Task material —
= = = = = = =

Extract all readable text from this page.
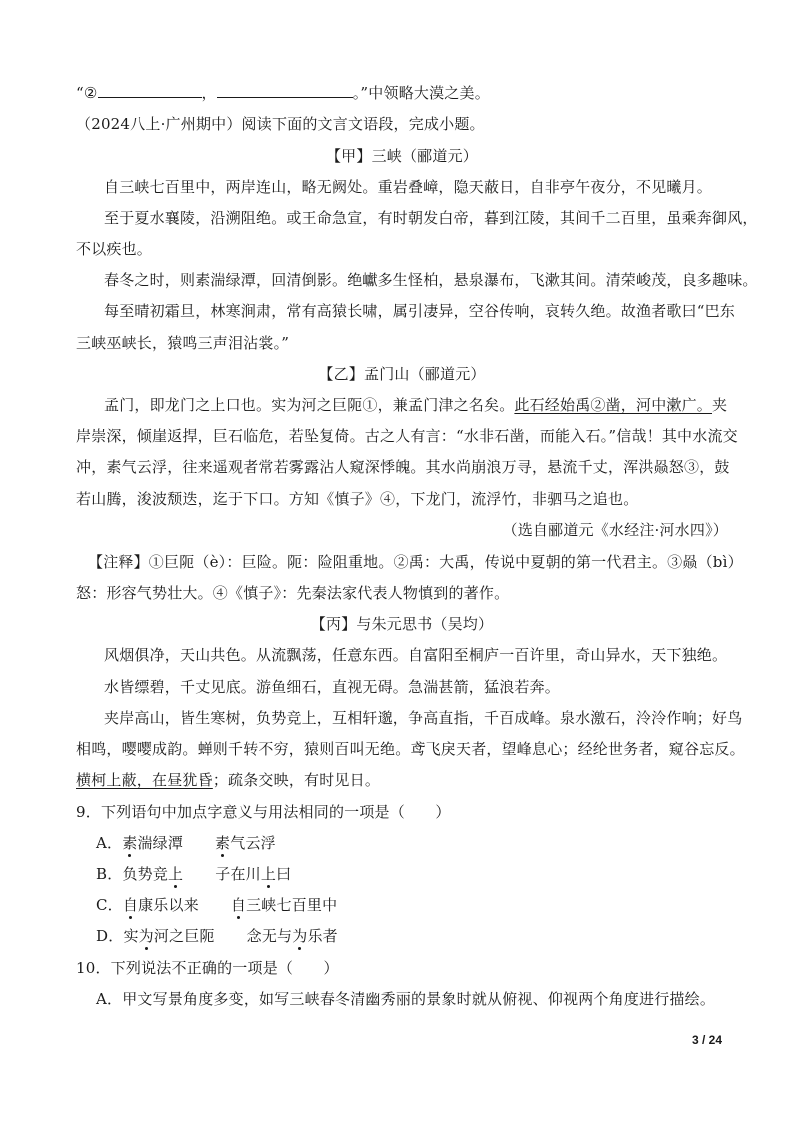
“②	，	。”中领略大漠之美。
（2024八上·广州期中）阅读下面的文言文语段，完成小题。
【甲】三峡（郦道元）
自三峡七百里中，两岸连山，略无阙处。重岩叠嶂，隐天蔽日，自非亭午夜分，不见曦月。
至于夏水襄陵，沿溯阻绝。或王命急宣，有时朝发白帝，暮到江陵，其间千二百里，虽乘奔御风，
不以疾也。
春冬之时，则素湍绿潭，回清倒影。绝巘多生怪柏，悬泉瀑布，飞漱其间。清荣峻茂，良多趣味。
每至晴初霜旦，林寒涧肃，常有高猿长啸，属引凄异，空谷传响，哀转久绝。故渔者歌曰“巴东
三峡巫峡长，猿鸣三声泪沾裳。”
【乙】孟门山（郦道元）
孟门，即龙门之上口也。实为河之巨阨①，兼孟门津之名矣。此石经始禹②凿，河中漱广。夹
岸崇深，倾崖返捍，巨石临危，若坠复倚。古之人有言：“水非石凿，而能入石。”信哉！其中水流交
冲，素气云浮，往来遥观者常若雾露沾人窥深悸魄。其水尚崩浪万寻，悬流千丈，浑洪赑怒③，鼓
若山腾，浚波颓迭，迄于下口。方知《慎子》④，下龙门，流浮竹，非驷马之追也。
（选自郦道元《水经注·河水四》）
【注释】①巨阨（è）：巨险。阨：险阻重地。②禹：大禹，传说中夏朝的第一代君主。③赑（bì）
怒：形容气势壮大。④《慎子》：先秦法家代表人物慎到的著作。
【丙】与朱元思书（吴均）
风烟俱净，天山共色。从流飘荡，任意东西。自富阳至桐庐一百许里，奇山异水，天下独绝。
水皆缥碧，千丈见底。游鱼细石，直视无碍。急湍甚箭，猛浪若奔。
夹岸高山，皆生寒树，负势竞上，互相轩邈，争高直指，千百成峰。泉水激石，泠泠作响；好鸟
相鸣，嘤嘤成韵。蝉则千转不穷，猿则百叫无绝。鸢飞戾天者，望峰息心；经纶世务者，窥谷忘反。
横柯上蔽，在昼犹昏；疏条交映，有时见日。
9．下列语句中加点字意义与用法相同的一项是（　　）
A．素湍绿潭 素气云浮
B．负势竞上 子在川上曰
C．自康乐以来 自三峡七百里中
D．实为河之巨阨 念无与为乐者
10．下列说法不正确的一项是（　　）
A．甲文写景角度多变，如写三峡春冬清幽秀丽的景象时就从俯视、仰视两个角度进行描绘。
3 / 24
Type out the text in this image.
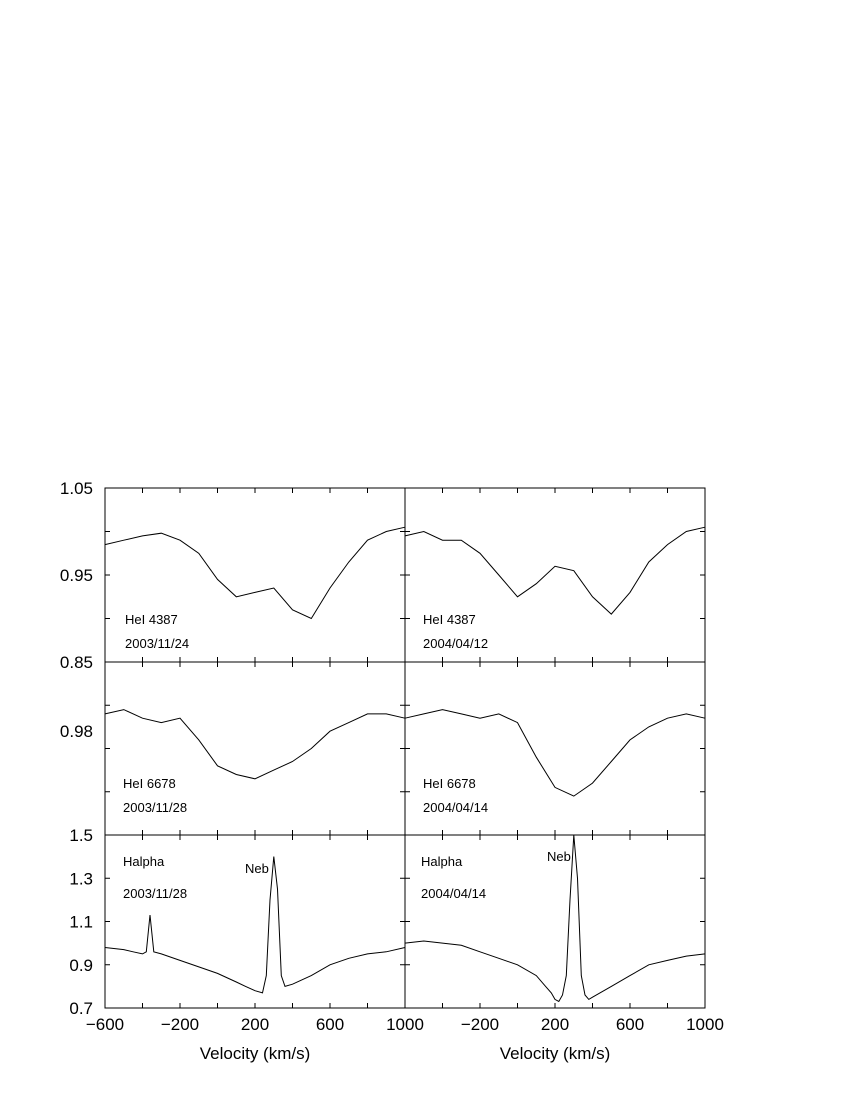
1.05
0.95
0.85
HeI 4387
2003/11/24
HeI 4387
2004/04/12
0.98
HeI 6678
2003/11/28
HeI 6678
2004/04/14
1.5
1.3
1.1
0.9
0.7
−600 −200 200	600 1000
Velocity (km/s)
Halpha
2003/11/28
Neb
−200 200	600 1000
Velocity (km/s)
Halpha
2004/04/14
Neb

= = = = = = =

Stated exercise —
Copy each line that holds the word "text".

Problem solution —
Extract all readable text from this page.
Type out the text in this image.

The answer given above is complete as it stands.